--- SUPPLIED DATA ---
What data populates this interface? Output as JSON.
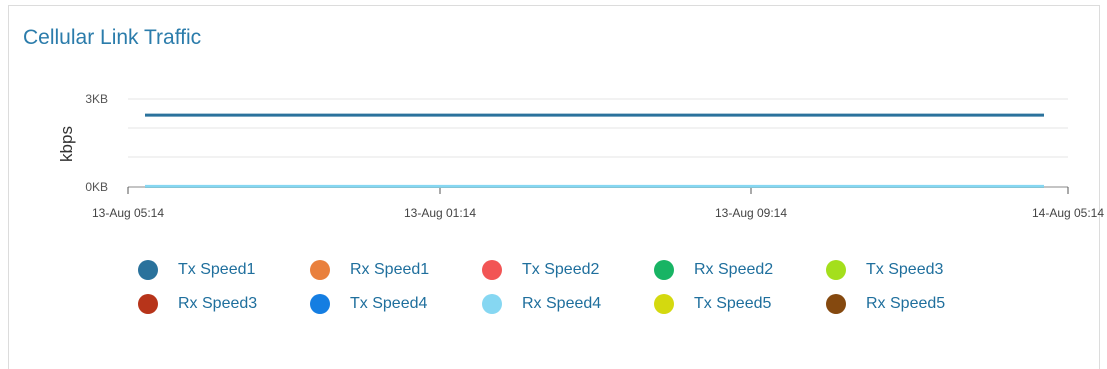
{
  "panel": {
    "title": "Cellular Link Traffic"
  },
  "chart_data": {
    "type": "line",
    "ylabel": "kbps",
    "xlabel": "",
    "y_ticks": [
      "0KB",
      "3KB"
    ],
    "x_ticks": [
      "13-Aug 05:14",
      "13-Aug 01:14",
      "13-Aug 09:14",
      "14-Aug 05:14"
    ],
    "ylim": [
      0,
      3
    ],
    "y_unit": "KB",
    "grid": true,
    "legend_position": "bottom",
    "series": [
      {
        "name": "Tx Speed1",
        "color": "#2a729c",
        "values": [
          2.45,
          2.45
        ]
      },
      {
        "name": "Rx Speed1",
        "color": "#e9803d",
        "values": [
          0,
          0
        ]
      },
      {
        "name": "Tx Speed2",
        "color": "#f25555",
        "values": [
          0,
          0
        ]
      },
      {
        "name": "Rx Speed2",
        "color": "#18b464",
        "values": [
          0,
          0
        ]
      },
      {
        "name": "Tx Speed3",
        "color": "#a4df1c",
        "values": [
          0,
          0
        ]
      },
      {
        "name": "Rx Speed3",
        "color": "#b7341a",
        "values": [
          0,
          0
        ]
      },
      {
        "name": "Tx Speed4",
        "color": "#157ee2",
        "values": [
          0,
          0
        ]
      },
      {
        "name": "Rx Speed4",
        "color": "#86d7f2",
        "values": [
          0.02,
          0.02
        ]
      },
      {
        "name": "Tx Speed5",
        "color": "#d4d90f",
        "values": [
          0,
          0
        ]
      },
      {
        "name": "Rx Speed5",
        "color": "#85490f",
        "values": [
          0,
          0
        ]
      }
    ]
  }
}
---
--- SUPPLIED DATA ---
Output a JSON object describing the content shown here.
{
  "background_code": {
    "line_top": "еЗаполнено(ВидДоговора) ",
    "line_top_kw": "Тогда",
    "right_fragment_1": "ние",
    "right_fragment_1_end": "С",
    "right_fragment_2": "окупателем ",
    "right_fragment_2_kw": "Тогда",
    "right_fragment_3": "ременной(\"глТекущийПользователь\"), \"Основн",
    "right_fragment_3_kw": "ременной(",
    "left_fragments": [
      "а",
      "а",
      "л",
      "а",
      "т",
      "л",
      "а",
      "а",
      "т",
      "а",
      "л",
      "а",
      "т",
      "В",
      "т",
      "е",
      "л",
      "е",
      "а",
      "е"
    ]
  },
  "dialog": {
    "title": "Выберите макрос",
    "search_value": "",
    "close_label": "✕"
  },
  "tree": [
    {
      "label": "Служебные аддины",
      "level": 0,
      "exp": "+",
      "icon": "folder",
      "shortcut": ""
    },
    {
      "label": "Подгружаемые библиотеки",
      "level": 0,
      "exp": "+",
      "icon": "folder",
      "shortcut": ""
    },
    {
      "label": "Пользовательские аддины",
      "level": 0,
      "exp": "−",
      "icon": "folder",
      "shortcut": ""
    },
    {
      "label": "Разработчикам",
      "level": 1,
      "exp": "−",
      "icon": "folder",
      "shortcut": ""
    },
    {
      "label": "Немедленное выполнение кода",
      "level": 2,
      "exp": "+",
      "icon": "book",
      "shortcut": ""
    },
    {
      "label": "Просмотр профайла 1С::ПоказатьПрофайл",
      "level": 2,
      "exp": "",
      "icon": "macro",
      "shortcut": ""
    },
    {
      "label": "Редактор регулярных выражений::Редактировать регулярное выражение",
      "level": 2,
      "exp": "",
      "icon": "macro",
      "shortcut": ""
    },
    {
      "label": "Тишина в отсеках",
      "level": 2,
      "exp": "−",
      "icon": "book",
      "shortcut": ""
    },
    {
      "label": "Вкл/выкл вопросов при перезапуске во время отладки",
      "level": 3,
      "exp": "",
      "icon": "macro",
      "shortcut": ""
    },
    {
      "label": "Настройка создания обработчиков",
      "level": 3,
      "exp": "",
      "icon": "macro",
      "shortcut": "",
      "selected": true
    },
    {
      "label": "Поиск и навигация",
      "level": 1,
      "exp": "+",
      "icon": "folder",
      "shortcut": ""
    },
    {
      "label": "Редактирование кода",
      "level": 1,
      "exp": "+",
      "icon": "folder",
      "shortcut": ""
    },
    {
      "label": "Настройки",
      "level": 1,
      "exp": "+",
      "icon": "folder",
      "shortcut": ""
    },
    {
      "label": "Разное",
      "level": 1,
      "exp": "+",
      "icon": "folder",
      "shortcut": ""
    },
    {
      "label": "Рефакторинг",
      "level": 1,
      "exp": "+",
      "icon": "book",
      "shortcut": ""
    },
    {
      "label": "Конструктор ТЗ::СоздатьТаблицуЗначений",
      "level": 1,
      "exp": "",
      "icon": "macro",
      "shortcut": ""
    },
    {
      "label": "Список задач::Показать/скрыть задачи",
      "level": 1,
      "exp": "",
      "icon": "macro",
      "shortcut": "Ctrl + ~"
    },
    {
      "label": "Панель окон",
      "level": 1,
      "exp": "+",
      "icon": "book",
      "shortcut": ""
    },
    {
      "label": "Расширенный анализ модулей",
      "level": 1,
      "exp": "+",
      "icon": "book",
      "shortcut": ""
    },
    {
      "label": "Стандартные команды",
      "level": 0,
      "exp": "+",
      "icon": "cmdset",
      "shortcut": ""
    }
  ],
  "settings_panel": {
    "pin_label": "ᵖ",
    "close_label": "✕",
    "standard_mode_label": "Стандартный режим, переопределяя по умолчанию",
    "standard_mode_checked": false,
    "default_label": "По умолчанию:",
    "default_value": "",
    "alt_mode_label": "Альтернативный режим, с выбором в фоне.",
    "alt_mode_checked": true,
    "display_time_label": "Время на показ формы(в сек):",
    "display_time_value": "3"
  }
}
---
* [EXERCISE]: Determine the number of lines in the records that include the string "режим", and respond with that number only.

* [RESPONSE FOR THIS EXERCISE]: 2